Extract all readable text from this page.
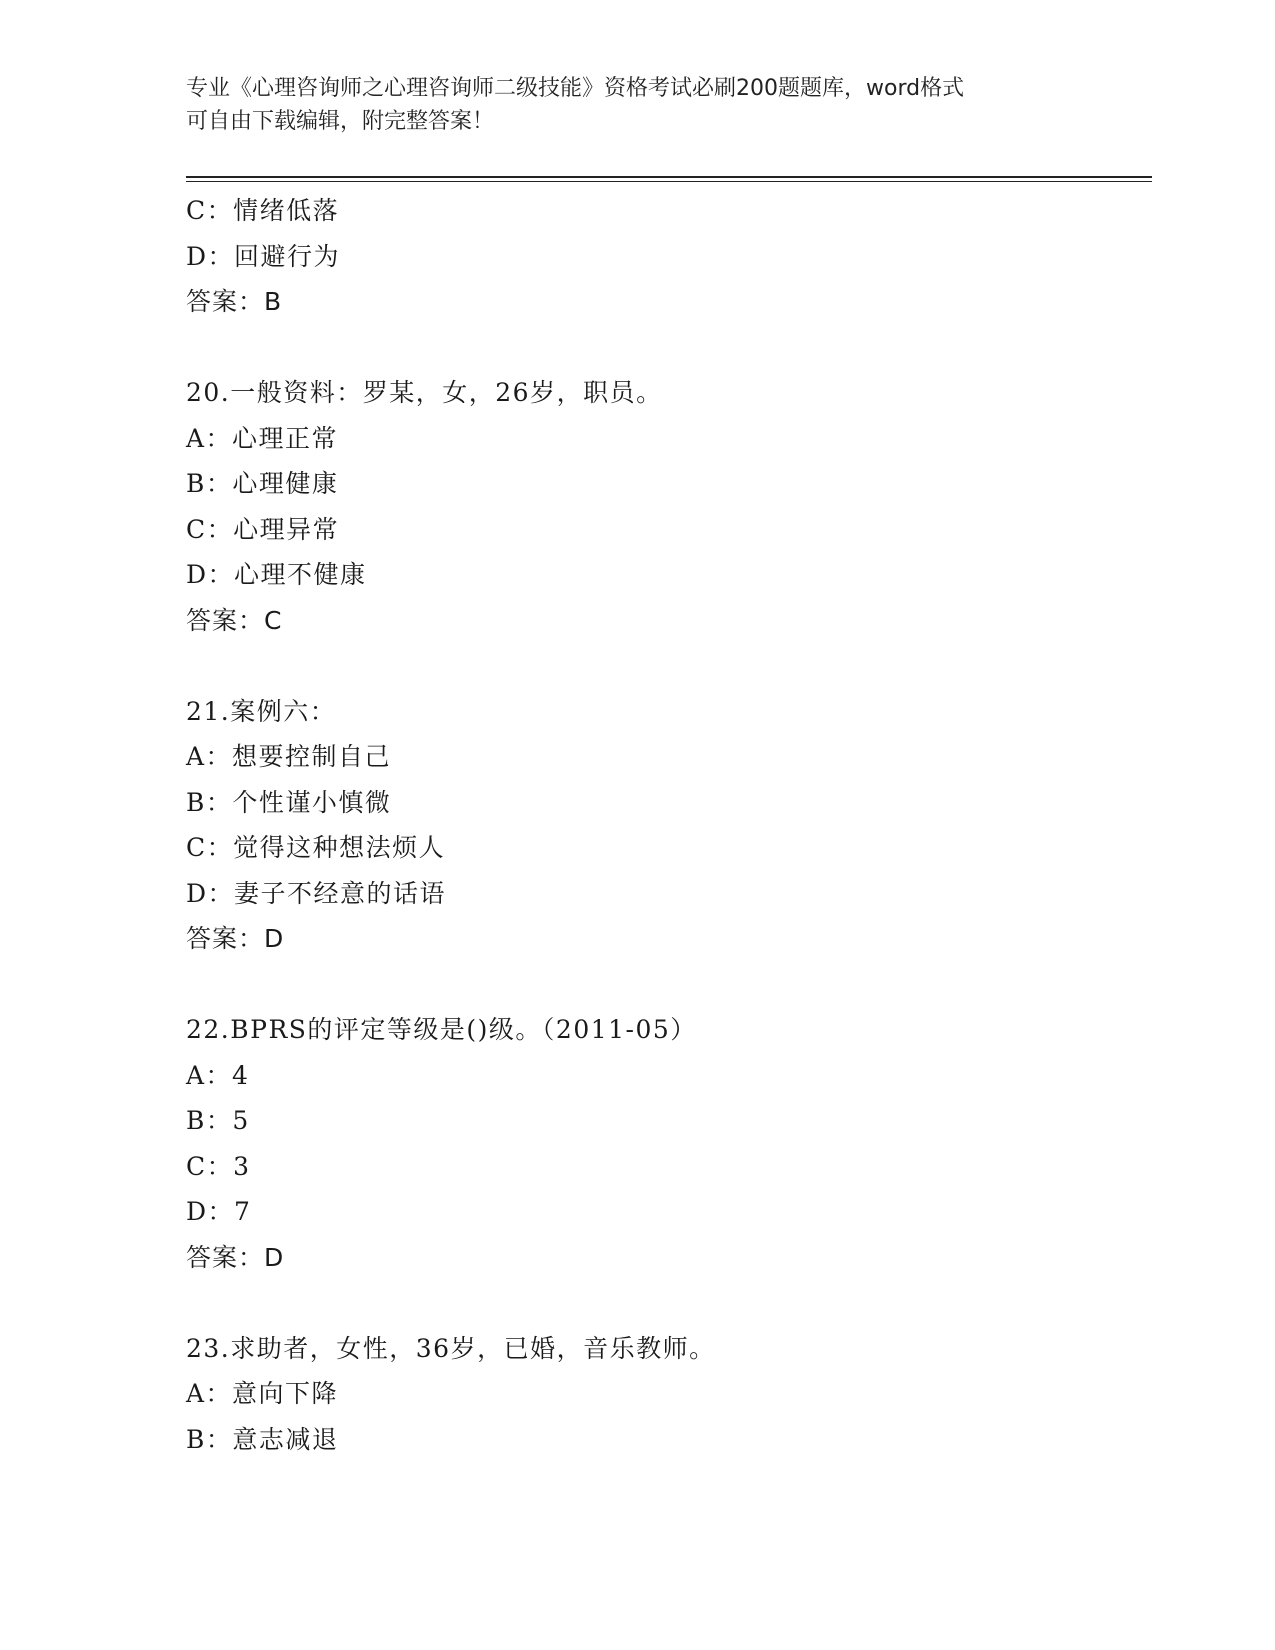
专业《心理咨询师之心理咨询师二级技能》资格考试必刷200题题库，word格式

可自由下载编辑，附完整答案！

C：情绪低落
D：回避行为
答案：B
20.一般资料：罗某，女，26岁，职员。
A：心理正常
B：心理健康
C：心理异常
D：心理不健康
答案：C
21.案例六：
A：想要控制自己
B：个性谨小慎微
C：觉得这种想法烦人
D：妻子不经意的话语
答案：D
22.BPRS的评定等级是()级。（2011-05）
A：4
B：5
C：3
D：7
答案：D
23.求助者，女性，36岁，已婚，音乐教师。
A：意向下降
B：意志减退
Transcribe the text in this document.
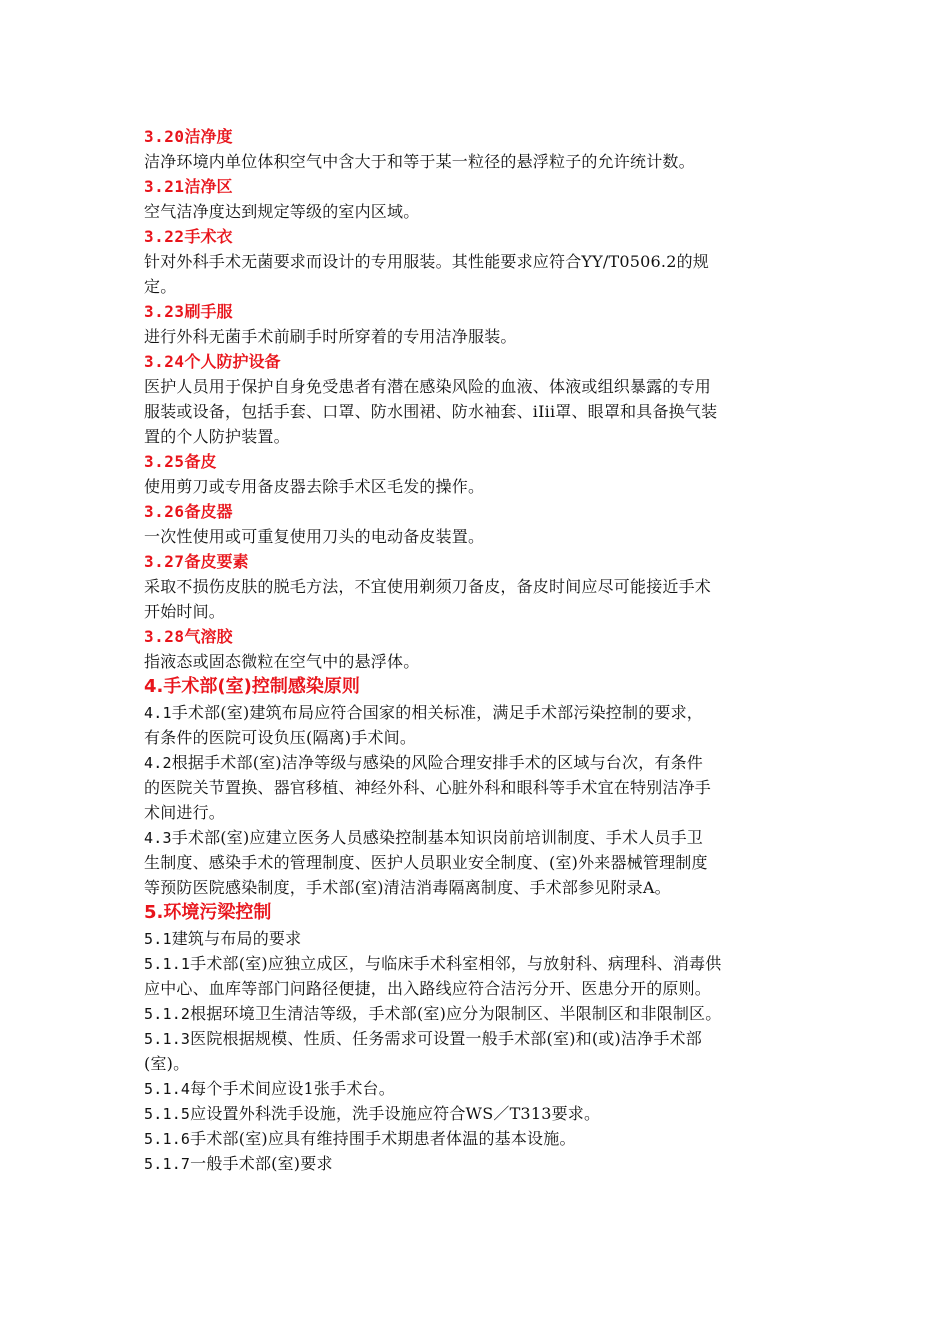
3.20洁净度
洁净环境内单位体积空气中含大于和等于某一粒径的悬浮粒子的允许统计数。
3.21洁净区
空气洁净度达到规定等级的室内区域。
3.22手术衣
针对外科手术无菌要求而设计的专用服装。其性能要求应符合YY/T0506.2的规
定。
3.23刷手服
进行外科无菌手术前刷手时所穿着的专用洁净服装。
3.24个人防护设备
医护人员用于保护自身免受患者有潜在感染风险的血液、体液或组织暴露的专用
服装或设备，包括手套、口罩、防水围裙、防水袖套、iIii罩、眼罩和具备换气装
置的个人防护装置。
3.25备皮
使用剪刀或专用备皮器去除手术区毛发的操作。
3.26备皮器
一次性使用或可重复使用刀头的电动备皮装置。
3.27备皮要素
采取不损伤皮肤的脱毛方法，不宜使用剃须刀备皮，备皮时间应尽可能接近手术
开始时间。
3.28气溶胶
指液态或固态微粒在空气中的悬浮体。
4.手术部(室)控制感染原则
4.1手术部(室)建筑布局应符合国家的相关标准，满足手术部污染控制的要求，
有条件的医院可设负压(隔离)手术间。
4.2根据手术部(室)洁净等级与感染的风险合理安排手术的区域与台次，有条件
的医院关节置换、器官移植、神经外科、心脏外科和眼科等手术宜在特别洁净手
术间进行。
4.3手术部(室)应建立医务人员感染控制基本知识岗前培训制度、手术人员手卫
生制度、感染手术的管理制度、医护人员职业安全制度、(室)外来器械管理制度
等预防医院感染制度，手术部(室)清洁消毒隔离制度、手术部参见附录A。
5.环境污梁控制
5.1建筑与布局的要求
5.1.1手术部(室)应独立成区，与临床手术科室相邻，与放射科、病理科、消毒供
应中心、血库等部门问路径便捷，出入路线应符合洁污分开、医患分开的原则。
5.1.2根据环境卫生清洁等级，手术部(室)应分为限制区、半限制区和非限制区。
5.1.3医院根据规模、性质、任务需求可设置一般手术部(室)和(或)洁净手术部
(室)。
5.1.4每个手术间应设1张手术台。
5.1.5应设置外科洗手设施，洗手设施应符合WS／T313要求。
5.1.6手术部(室)应具有维持围手术期患者体温的基本设施。
5.1.7一般手术部(室)要求
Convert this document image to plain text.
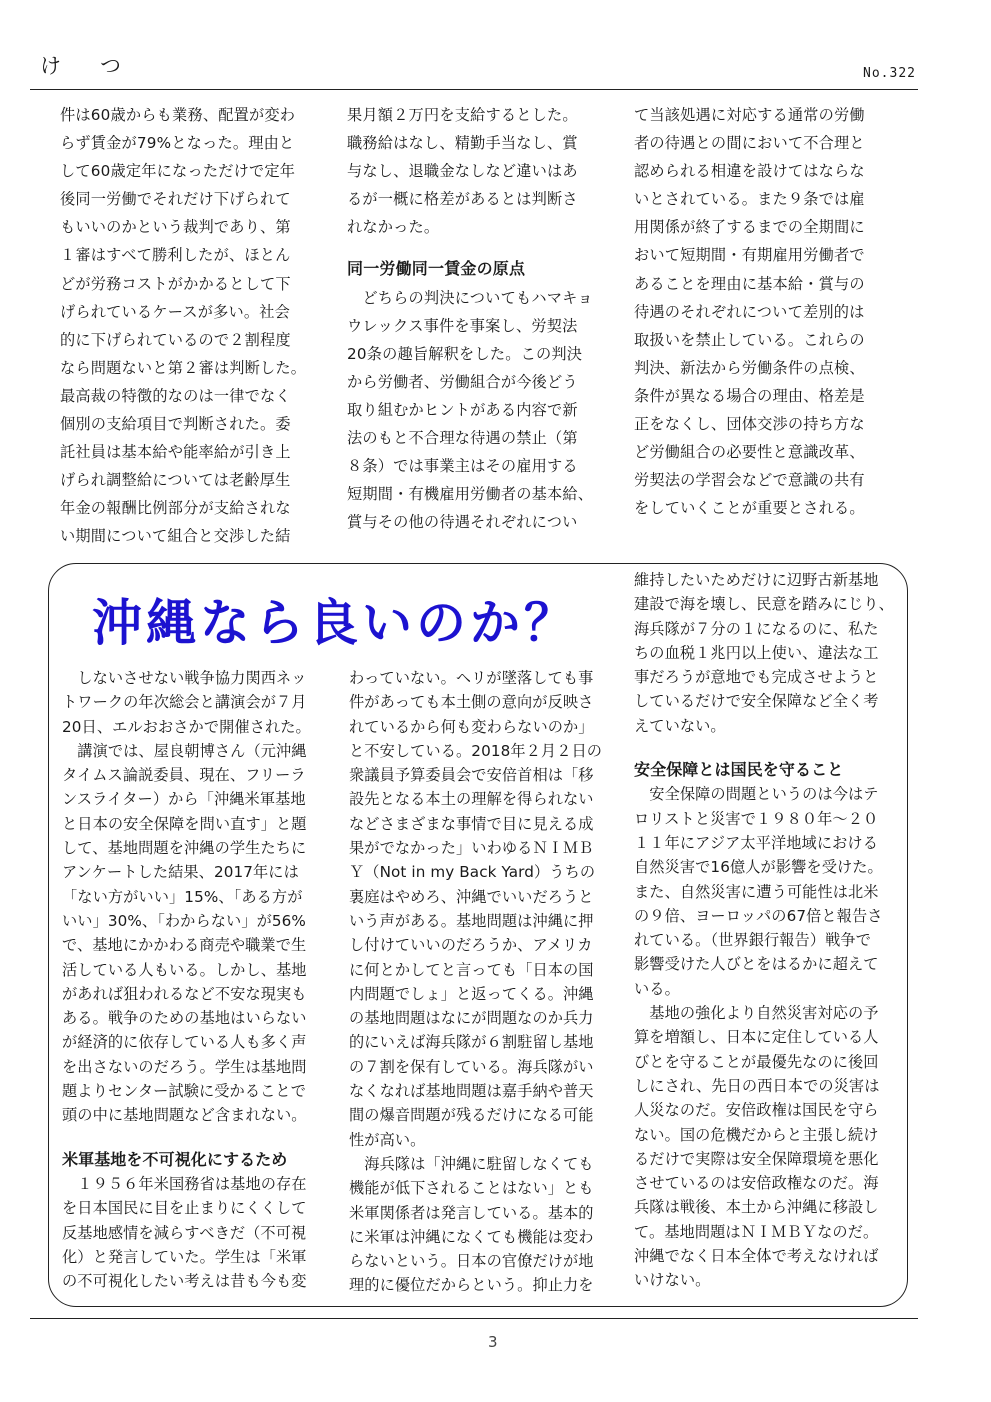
け つ	No.322

件は60歳からも業務、配置が変わ

らず賃金が79%となった。理由と

して60歳定年になっただけで定年

後同一労働でそれだけ下げられて

もいいのかという裁判であり、第

１審はすべて勝利したが、ほとん

どが労務コストがかかるとして下

げられているケースが多い。社会

的に下げられているので２割程度

なら問題ないと第２審は判断した。

最高裁の特徴的なのは一律でなく

個別の支給項目で判断された。委

託社員は基本給や能率給が引き上

げられ調整給については老齢厚生

年金の報酬比例部分が支給されな

い期間について組合と交渉した結

果月額２万円を支給するとした。

職務給はなし、精勤手当なし、賞

与なし、退職金なしなど違いはあ

るが一概に格差があるとは判断さ

れなかった。

同一労働同一賃金の原点

　どちらの判決についてもハマキョ

ウレックス事件を事案し、労契法

20条の趣旨解釈をした。この判決

から労働者、労働組合が今後どう

取り組むかヒントがある内容で新

法のもと不合理な待遇の禁止（第

８条）では事業主はその雇用する

短期間・有機雇用労働者の基本給、

賞与その他の待遇それぞれについ

て当該処遇に対応する通常の労働

者の待遇との間において不合理と

認められる相違を設けてはならな

いとされている。また９条では雇

用関係が終了するまでの全期間に

おいて短期間・有期雇用労働者で

あることを理由に基本給・賞与の

待遇のそれぞれについて差別的は

取扱いを禁止している。これらの

判決、新法から労働条件の点検、

条件が異なる場合の理由、格差是

正をなくし、団体交渉の持ち方な

ど労働組合の必要性と意識改革、

労契法の学習会などで意識の共有

をしていくことが重要とされる。

沖縄なら良いのか？

　しないさせない戦争協力関西ネッ

トワークの年次総会と講演会が７月

20日、エルおおさかで開催された。

　講演では、屋良朝博さん（元沖縄

タイムス論説委員、現在、フリーラ

ンスライター）から「沖縄米軍基地

と日本の安全保障を問い直す」と題

して、基地問題を沖縄の学生たちに

アンケートした結果、2017年には

「ない方がいい」15%、「ある方が

いい」30%、「わからない」が56%

で、基地にかかわる商売や職業で生

活している人もいる。しかし、基地

があれば狙われるなど不安な現実も

ある。戦争のための基地はいらない

が経済的に依存している人も多く声

を出さないのだろう。学生は基地問

題よりセンター試験に受かることで

頭の中に基地問題など含まれない。

米軍基地を不可視化にするため

　１９５６年米国務省は基地の存在

を日本国民に目を止まりにくくして

反基地感情を減らすべきだ（不可視

化）と発言していた。学生は「米軍

の不可視化したい考えは昔も今も変

わっていない。ヘリが墜落しても事

件があっても本土側の意向が反映さ

れているから何も変わらないのか」

と不安している。2018年２月２日の

衆議員予算委員会で安倍首相は「移

設先となる本土の理解を得られない

などさまざまな事情で目に見える成

果がでなかった」いわゆるＮＩＭＢ

Ｙ（Not in my Back Yard）うちの

裏庭はやめろ、沖縄でいいだろうと

いう声がある。基地問題は沖縄に押

し付けていいのだろうか、アメリカ

に何とかしてと言っても「日本の国

内問題でしょ」と返ってくる。沖縄

の基地問題はなにが問題なのか兵力

的にいえば海兵隊が６割駐留し基地

の７割を保有している。海兵隊がい

なくなれば基地問題は嘉手納や普天

間の爆音問題が残るだけになる可能

性が高い。

　海兵隊は「沖縄に駐留しなくても

機能が低下されることはない」とも

米軍関係者は発言している。基本的

に米軍は沖縄になくても機能は変わ

らないという。日本の官僚だけが地

理的に優位だからという。抑止力を

維持したいためだけに辺野古新基地

建設で海を壊し、民意を踏みにじり、

海兵隊が７分の１になるのに、私た

ちの血税１兆円以上使い、違法な工

事だろうが意地でも完成させようと

しているだけで安全保障など全く考

えていない。

安全保障とは国民を守ること

　安全保障の問題というのは今はテ

ロリストと災害で１９８０年～２０

１１年にアジア太平洋地域における

自然災害で16億人が影響を受けた。

また、自然災害に遭う可能性は北米

の９倍、ヨーロッパの67倍と報告さ

れている。（世界銀行報告）戦争で

影響受けた人びとをはるかに超えて

いる。

　基地の強化より自然災害対応の予

算を増額し、日本に定住している人

びとを守ることが最優先なのに後回

しにされ、先日の西日本での災害は

人災なのだ。安倍政権は国民を守ら

ない。国の危機だからと主張し続け

るだけで実際は安全保障環境を悪化

させているのは安倍政権なのだ。海

兵隊は戦後、本土から沖縄に移設し

て。基地問題はＮＩＭＢＹなのだ。

沖縄でなく日本全体で考えなければ

いけない。

3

--*--

**Exercise directions**
Set down all the data again exactly as above, pictures excluded.

**Exercise response**
Extract all readable text from this page.
专业《心理咨询师之心理咨询师二级技能》资格考试必刷200题题库，word格式

可自由下载编辑，附完整答案！

C：情绪低落
D：回避行为
答案：B
20.一般资料：罗某，女，26岁，职员。
A：心理正常
B：心理健康
C：心理异常
D：心理不健康
答案：C
21.案例六：
A：想要控制自己
B：个性谨小慎微
C：觉得这种想法烦人
D：妻子不经意的话语
答案：D
22.BPRS的评定等级是()级。（2011-05）
A：4
B：5
C：3
D：7
答案：D
23.求助者，女性，36岁，已婚，音乐教师。
A：意向下降
B：意志减退
Transcribe the text in this document.
3.20洁净度
洁净环境内单位体积空气中含大于和等于某一粒径的悬浮粒子的允许统计数。
3.21洁净区
空气洁净度达到规定等级的室内区域。
3.22手术衣
针对外科手术无菌要求而设计的专用服装。其性能要求应符合YY/T0506.2的规
定。
3.23刷手服
进行外科无菌手术前刷手时所穿着的专用洁净服装。
3.24个人防护设备
医护人员用于保护自身免受患者有潜在感染风险的血液、体液或组织暴露的专用
服装或设备，包括手套、口罩、防水围裙、防水袖套、iIii罩、眼罩和具备换气装
置的个人防护装置。
3.25备皮
使用剪刀或专用备皮器去除手术区毛发的操作。
3.26备皮器
一次性使用或可重复使用刀头的电动备皮装置。
3.27备皮要素
采取不损伤皮肤的脱毛方法，不宜使用剃须刀备皮，备皮时间应尽可能接近手术
开始时间。
3.28气溶胶
指液态或固态微粒在空气中的悬浮体。
4.手术部(室)控制感染原则
4.1手术部(室)建筑布局应符合国家的相关标准，满足手术部污染控制的要求，
有条件的医院可设负压(隔离)手术间。
4.2根据手术部(室)洁净等级与感染的风险合理安排手术的区域与台次，有条件
的医院关节置换、器官移植、神经外科、心脏外科和眼科等手术宜在特别洁净手
术间进行。
4.3手术部(室)应建立医务人员感染控制基本知识岗前培训制度、手术人员手卫
生制度、感染手术的管理制度、医护人员职业安全制度、(室)外来器械管理制度
等预防医院感染制度，手术部(室)清洁消毒隔离制度、手术部参见附录A。
5.环境污梁控制
5.1建筑与布局的要求
5.1.1手术部(室)应独立成区，与临床手术科室相邻，与放射科、病理科、消毒供
应中心、血库等部门问路径便捷，出入路线应符合洁污分开、医患分开的原则。
5.1.2根据环境卫生清洁等级，手术部(室)应分为限制区、半限制区和非限制区。
5.1.3医院根据规模、性质、任务需求可设置一般手术部(室)和(或)洁净手术部
(室)。
5.1.4每个手术间应设1张手术台。
5.1.5应设置外科洗手设施，洗手设施应符合WS／T313要求。
5.1.6手术部(室)应具有维持围手术期患者体温的基本设施。
5.1.7一般手术部(室)要求
Convert this document image to plain text.
け つ	No.322

件は60歳からも業務、配置が変わ

らず賃金が79%となった。理由と

して60歳定年になっただけで定年

後同一労働でそれだけ下げられて

もいいのかという裁判であり、第

１審はすべて勝利したが、ほとん

どが労務コストがかかるとして下

げられているケースが多い。社会

的に下げられているので２割程度

なら問題ないと第２審は判断した。

最高裁の特徴的なのは一律でなく

個別の支給項目で判断された。委

託社員は基本給や能率給が引き上

げられ調整給については老齢厚生

年金の報酬比例部分が支給されな

い期間について組合と交渉した結

果月額２万円を支給するとした。

職務給はなし、精勤手当なし、賞

与なし、退職金なしなど違いはあ

るが一概に格差があるとは判断さ

れなかった。

同一労働同一賃金の原点

　どちらの判決についてもハマキョ

ウレックス事件を事案し、労契法

20条の趣旨解釈をした。この判決

から労働者、労働組合が今後どう

取り組むかヒントがある内容で新

法のもと不合理な待遇の禁止（第

８条）では事業主はその雇用する

短期間・有機雇用労働者の基本給、

賞与その他の待遇それぞれについ

て当該処遇に対応する通常の労働

者の待遇との間において不合理と

認められる相違を設けてはならな

いとされている。また９条では雇

用関係が終了するまでの全期間に

おいて短期間・有期雇用労働者で

あることを理由に基本給・賞与の

待遇のそれぞれについて差別的は

取扱いを禁止している。これらの

判決、新法から労働条件の点検、

条件が異なる場合の理由、格差是

正をなくし、団体交渉の持ち方な

ど労働組合の必要性と意識改革、

労契法の学習会などで意識の共有

をしていくことが重要とされる。

沖縄なら良いのか？

　しないさせない戦争協力関西ネッ

トワークの年次総会と講演会が７月

20日、エルおおさかで開催された。

　講演では、屋良朝博さん（元沖縄

タイムス論説委員、現在、フリーラ

ンスライター）から「沖縄米軍基地

と日本の安全保障を問い直す」と題

して、基地問題を沖縄の学生たちに

アンケートした結果、2017年には

「ない方がいい」15%、「ある方が

いい」30%、「わからない」が56%

で、基地にかかわる商売や職業で生

活している人もいる。しかし、基地

があれば狙われるなど不安な現実も

ある。戦争のための基地はいらない

が経済的に依存している人も多く声

を出さないのだろう。学生は基地問

題よりセンター試験に受かることで

頭の中に基地問題など含まれない。

米軍基地を不可視化にするため

　１９５６年米国務省は基地の存在

を日本国民に目を止まりにくくして

反基地感情を減らすべきだ（不可視

化）と発言していた。学生は「米軍

の不可視化したい考えは昔も今も変

わっていない。ヘリが墜落しても事

件があっても本土側の意向が反映さ

れているから何も変わらないのか」

と不安している。2018年２月２日の

衆議員予算委員会で安倍首相は「移

設先となる本土の理解を得られない

などさまざまな事情で目に見える成

果がでなかった」いわゆるＮＩＭＢ

Ｙ（Not in my Back Yard）うちの

裏庭はやめろ、沖縄でいいだろうと

いう声がある。基地問題は沖縄に押

し付けていいのだろうか、アメリカ

に何とかしてと言っても「日本の国

内問題でしょ」と返ってくる。沖縄

の基地問題はなにが問題なのか兵力

的にいえば海兵隊が６割駐留し基地

の７割を保有している。海兵隊がい

なくなれば基地問題は嘉手納や普天

間の爆音問題が残るだけになる可能

性が高い。

　海兵隊は「沖縄に駐留しなくても

機能が低下されることはない」とも

米軍関係者は発言している。基本的

に米軍は沖縄になくても機能は変わ

らないという。日本の官僚だけが地

理的に優位だからという。抑止力を

維持したいためだけに辺野古新基地

建設で海を壊し、民意を踏みにじり、

海兵隊が７分の１になるのに、私た

ちの血税１兆円以上使い、違法な工

事だろうが意地でも完成させようと

しているだけで安全保障など全く考

えていない。

安全保障とは国民を守ること

　安全保障の問題というのは今はテ

ロリストと災害で１９８０年～２０

１１年にアジア太平洋地域における

自然災害で16億人が影響を受けた。

また、自然災害に遭う可能性は北米

の９倍、ヨーロッパの67倍と報告さ

れている。（世界銀行報告）戦争で

影響受けた人びとをはるかに超えて

いる。

　基地の強化より自然災害対応の予

算を増額し、日本に定住している人

びとを守ることが最優先なのに後回

しにされ、先日の西日本での災害は

人災なのだ。安倍政権は国民を守ら

ない。国の危機だからと主張し続け

るだけで実際は安全保障環境を悪化

させているのは安倍政権なのだ。海

兵隊は戦後、本土から沖縄に移設し

て。基地問題はＮＩＭＢＹなのだ。

沖縄でなく日本全体で考えなければ

いけない。

3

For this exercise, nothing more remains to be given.